The_Death_Bunny_Munro_Nick_Cave Do you know Nick Cave? And if not... what the hell is wrong with you? The man is a prophet and I think you oughta listen. For more than six fifteen twenty-five years, Cave has been a wild-eyed prophet of truth, rage, damnation and love — by and large as a musician of ill-repute and worldwide critical adoration, first with the late and much-lamented Aussie boy band gloom junkies The Birthday Party and then via a long and terrifyingly effective solo career with his own band, Nick Cave and the Bad Seeds.

If you've ever seen a photo of Cave, it gives you something of an inkling of who he is as an artist: a collision of dapper and decrepit, where broad lapels and oddly formal suits hint at the crooner's heart that lies - as often as not - buried deep beneath layers of Old Testament-quality torment and torrential waves of darkness, each deeper and more profound than the one that came before. If and when you read articles about him, he's often seen as something akin to an evangelist of the Gothic South fallen to sin and infamy -- a sensibility that flows through his work as strongly as anything you'll find in the intricacies of Faulkner.

Perhaps his greatest song - although, I'll admit, it's near-impossible to choose just one - is The Mercy Seat from his second solo album, Tender Prey. It's a first-person account of a condemned man heading towards his final moments in the electric chair told in ever-mounting tension and horror that twists and coils and wraps itself to an almost unbearable level of intensity before finally imploding in a great, broken wail of collapsed melody and frantic spasms of electricity flying free and wild. And that's just the music: the lyrics keep pace, creating a sickly portrait of a man long past wrestling with the evils he has wrought and ready to face the end: "And in a way I'm yearning to be done with all this measuring of truth/an eye for an eye and a tooth for a tooth/and anyway I told the truth/and I'm not afraid to die." Springsteen's Nebraska is probably a better-known point of comparison, but it's one that Cave's magnum opus stands toe-to-toe with on every possible level: proud, unflinching, hypnotic and epically powerful.

He writes books, too.

The first one came out in 1989. And the Ass Saw the Angel is one great, warped clusterfuck of a novel — a jaw-dropping conflagration of madness and religious zealotry not so much written as unleashed in staggeringly rich and powerful floodwaters of hyperlexical expurgation: muddied, swirling, teeming with life and deadly intent. Shades of Faulkner? Oh, yes indeed. Warped, twisted, fever-dream Faulkner... but a clear and deserving point of reference in any case.

### Data listing
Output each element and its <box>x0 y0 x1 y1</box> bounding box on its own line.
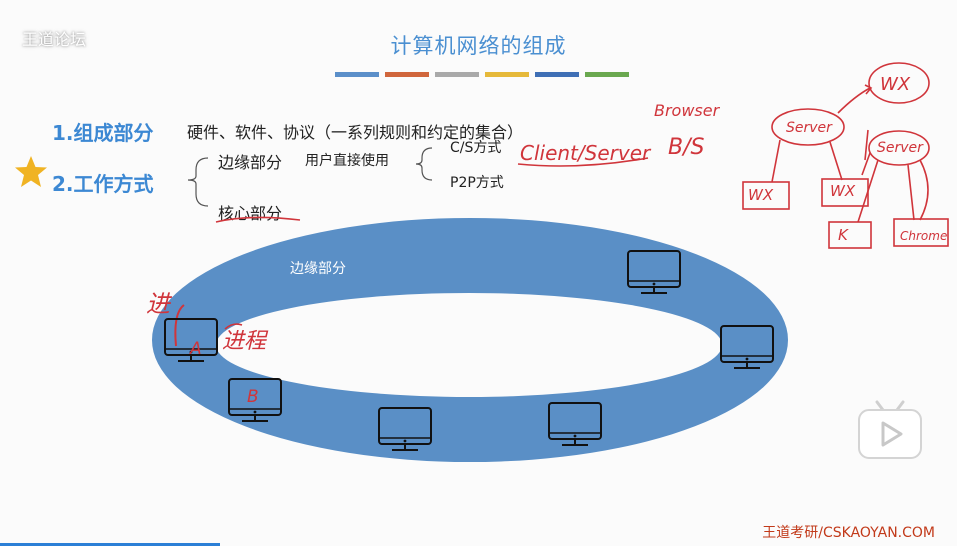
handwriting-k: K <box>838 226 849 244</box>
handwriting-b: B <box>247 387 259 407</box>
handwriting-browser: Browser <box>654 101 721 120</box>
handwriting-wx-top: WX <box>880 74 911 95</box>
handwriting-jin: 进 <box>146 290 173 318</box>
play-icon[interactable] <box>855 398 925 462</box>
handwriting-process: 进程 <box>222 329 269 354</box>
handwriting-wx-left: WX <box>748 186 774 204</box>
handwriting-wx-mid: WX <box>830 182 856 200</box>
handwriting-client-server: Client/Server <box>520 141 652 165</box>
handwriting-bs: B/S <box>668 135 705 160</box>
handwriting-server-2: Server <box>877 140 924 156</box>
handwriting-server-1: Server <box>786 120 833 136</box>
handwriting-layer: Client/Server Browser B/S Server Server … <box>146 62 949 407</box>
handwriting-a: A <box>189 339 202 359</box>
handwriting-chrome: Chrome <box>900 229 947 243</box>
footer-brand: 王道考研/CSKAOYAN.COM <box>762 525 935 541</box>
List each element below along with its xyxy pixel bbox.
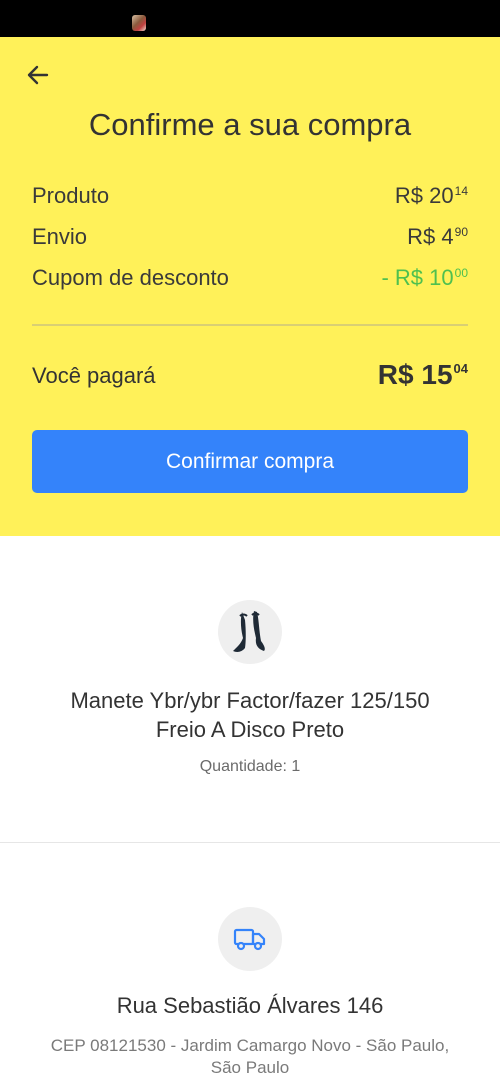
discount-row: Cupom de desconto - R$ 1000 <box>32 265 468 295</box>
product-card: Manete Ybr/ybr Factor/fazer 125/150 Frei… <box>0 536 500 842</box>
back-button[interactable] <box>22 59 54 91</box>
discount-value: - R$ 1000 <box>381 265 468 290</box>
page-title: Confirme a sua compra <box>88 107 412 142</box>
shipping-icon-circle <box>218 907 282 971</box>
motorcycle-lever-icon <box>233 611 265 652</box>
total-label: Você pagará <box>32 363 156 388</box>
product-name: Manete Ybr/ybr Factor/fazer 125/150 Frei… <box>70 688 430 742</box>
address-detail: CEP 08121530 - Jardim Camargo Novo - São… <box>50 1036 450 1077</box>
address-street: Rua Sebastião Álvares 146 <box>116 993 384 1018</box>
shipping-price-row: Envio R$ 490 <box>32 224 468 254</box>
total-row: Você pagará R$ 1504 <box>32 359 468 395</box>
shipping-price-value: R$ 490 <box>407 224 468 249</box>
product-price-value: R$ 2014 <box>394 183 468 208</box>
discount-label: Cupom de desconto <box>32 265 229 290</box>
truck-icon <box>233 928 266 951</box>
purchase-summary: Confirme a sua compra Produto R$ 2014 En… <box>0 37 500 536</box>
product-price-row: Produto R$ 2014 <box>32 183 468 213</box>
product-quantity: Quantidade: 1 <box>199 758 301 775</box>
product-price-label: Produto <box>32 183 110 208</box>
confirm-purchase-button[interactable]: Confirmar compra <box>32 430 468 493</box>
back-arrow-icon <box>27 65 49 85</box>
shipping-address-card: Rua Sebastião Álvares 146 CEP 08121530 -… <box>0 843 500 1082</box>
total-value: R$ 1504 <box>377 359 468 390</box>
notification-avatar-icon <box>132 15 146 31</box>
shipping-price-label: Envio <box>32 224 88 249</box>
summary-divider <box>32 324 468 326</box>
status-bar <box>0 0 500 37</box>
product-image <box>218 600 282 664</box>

---

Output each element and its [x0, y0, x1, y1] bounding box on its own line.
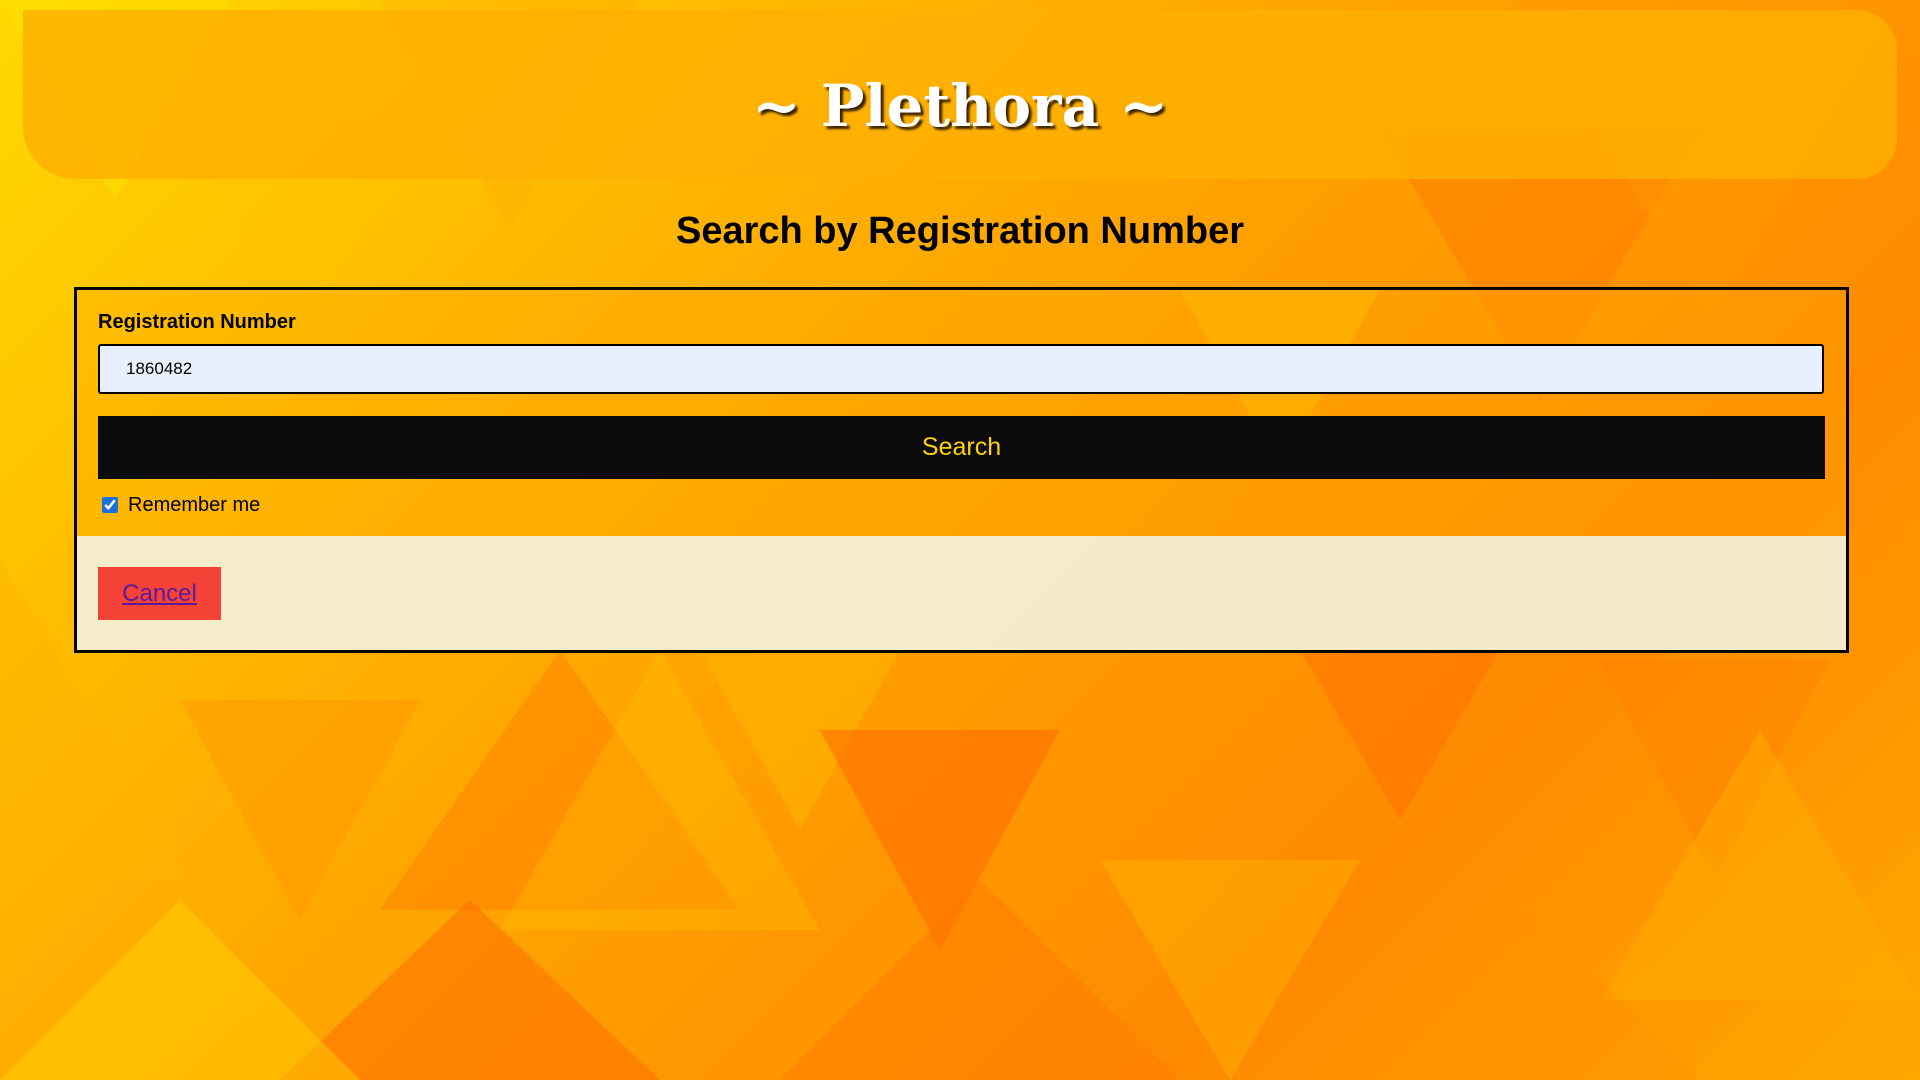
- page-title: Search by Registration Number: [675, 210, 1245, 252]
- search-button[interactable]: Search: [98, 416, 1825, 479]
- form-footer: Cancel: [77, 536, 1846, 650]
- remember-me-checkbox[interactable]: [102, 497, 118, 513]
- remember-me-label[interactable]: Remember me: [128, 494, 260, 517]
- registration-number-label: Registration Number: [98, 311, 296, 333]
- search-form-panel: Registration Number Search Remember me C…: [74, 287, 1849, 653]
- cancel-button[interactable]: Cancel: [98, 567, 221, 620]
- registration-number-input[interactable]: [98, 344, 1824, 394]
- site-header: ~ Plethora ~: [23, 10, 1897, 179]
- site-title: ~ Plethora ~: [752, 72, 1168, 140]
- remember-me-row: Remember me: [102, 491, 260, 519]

---

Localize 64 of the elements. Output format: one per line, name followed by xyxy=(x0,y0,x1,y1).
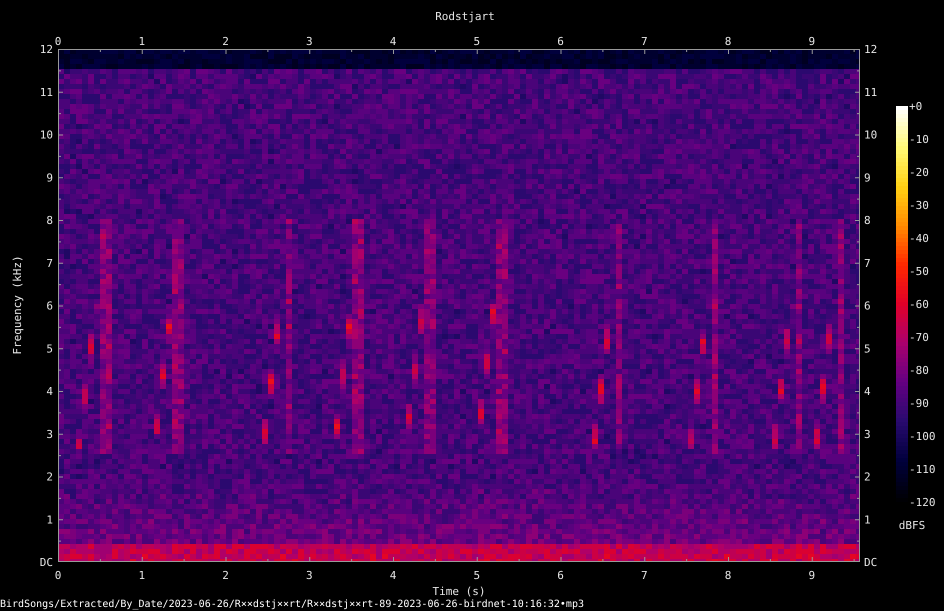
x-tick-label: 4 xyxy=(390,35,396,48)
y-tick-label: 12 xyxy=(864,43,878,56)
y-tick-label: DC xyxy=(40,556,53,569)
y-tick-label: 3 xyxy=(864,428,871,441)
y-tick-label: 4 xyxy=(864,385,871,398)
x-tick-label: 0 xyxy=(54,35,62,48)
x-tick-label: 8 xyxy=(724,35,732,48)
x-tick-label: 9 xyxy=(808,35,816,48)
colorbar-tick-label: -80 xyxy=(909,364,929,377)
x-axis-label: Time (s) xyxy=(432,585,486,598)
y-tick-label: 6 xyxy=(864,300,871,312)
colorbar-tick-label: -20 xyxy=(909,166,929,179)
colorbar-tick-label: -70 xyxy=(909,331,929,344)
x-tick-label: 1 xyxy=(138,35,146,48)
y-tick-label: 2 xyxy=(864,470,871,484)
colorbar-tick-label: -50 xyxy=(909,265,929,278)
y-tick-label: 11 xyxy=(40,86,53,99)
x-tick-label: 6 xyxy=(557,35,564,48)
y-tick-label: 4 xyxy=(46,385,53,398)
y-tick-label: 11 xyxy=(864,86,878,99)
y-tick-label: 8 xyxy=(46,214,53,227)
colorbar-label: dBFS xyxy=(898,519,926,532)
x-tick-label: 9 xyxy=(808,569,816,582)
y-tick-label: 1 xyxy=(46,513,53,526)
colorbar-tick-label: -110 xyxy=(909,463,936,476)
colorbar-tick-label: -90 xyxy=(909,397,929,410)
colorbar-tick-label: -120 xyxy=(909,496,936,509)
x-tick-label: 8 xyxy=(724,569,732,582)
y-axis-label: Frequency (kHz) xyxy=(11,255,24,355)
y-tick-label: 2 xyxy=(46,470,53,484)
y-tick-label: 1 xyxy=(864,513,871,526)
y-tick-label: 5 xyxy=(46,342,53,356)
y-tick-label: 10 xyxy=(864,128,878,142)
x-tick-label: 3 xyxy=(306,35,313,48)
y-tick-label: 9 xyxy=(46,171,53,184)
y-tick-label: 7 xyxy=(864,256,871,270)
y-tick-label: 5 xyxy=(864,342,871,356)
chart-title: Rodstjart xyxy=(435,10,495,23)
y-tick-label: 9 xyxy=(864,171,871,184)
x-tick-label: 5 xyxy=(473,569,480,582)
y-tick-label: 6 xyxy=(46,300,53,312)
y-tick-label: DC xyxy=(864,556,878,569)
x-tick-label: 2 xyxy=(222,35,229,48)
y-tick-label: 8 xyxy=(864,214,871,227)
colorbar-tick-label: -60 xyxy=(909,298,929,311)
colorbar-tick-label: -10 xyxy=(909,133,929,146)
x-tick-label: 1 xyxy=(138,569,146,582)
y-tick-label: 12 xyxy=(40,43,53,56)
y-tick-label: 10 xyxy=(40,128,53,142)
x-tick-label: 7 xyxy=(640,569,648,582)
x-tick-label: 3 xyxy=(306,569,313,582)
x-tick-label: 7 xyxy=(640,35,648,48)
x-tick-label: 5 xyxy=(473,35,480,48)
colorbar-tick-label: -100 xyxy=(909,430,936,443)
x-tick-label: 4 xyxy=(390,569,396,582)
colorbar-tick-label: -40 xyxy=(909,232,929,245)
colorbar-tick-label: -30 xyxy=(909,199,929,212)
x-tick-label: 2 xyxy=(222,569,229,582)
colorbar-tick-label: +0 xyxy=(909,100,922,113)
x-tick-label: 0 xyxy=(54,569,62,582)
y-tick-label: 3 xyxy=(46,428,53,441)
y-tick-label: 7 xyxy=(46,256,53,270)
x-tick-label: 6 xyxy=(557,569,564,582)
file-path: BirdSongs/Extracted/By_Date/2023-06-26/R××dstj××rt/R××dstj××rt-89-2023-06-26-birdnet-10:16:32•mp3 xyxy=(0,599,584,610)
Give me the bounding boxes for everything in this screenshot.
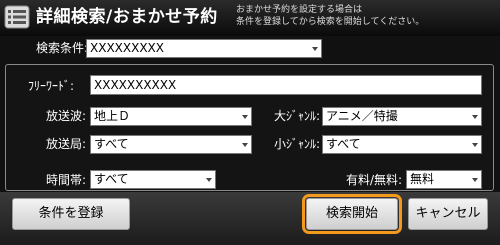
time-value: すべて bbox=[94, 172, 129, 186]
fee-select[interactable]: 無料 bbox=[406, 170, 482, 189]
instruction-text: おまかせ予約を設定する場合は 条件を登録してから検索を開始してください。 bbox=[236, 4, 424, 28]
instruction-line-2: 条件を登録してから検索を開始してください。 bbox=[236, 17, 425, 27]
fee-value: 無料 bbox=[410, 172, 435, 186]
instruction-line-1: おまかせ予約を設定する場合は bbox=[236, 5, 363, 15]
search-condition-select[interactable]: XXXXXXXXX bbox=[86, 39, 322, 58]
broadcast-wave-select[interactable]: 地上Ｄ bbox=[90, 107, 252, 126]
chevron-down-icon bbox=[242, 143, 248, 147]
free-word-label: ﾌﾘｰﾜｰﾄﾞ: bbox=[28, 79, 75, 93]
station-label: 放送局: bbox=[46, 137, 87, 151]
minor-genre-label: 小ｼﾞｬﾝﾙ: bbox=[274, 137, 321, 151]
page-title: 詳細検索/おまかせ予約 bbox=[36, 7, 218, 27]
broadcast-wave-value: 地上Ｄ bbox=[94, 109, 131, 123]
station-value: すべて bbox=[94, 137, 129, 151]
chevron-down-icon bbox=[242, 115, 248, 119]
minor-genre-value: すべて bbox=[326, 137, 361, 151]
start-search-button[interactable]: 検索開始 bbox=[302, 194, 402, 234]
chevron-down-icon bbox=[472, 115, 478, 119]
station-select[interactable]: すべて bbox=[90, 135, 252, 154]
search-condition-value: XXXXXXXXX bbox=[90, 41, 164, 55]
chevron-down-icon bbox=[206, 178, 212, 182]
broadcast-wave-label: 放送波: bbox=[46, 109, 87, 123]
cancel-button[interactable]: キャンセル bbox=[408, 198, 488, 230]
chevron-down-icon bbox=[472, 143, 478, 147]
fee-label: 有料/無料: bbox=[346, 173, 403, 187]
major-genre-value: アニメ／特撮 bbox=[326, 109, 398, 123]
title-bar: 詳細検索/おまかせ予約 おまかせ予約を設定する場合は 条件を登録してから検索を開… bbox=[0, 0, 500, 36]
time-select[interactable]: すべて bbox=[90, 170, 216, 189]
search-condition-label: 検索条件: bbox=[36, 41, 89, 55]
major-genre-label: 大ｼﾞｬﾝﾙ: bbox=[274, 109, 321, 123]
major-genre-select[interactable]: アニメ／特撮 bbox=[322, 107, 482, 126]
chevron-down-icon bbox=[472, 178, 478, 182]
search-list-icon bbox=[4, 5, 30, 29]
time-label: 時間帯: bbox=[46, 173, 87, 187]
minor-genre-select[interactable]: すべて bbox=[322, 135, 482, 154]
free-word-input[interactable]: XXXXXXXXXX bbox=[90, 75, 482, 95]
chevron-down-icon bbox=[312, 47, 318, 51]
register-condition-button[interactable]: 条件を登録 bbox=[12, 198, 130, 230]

### Exercise objective
Continue the piece about Nick Cave, picking up after its last sentence.

### Exercise response
Twenty years later... Cave is delivering The Death of Bunny Munro. And while the southern gothic trappings of much of his earlier work is absent here, what is still apparent and arresting and altogether, definitively him is that onslaught of rich imagery, sly humor, terrible, bone-deep corruption and sadness at the inevitability of it all that suffuses the novel.

The story revolves around the titular character, a British salesman of women's beauty products whose relentless amorality drives his wife to suicide, drives him and his loving but traumatized son Bunny, Jr. on a pointless drive across Great Britain, and drives the novel itself through its three segments - Cocksman, Salesman, Deadman - toward a conclusion its title lodges in your skull from the moment you begin and which you never, not for a moment, forget is looming somewhere in the distance.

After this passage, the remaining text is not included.